## Exercise goal
Tally the lines below that contain the word "Ihre", and give only that number.

## Data for the task
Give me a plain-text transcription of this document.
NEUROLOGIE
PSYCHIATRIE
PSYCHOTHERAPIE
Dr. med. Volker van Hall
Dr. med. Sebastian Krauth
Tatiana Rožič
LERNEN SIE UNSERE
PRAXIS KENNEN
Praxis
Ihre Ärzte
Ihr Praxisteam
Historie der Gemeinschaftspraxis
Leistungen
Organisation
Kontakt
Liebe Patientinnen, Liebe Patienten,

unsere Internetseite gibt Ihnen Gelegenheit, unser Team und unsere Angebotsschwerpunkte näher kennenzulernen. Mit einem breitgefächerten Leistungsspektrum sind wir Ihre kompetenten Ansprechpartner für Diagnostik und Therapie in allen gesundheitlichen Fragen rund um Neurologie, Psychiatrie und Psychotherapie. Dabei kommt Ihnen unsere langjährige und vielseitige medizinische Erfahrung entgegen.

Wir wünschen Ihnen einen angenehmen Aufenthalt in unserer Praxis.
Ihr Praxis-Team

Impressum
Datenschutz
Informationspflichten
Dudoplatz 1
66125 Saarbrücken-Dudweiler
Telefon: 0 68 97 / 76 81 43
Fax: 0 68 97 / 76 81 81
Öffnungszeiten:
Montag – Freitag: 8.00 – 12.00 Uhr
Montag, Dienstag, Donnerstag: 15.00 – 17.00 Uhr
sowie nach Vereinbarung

## Exercise result
2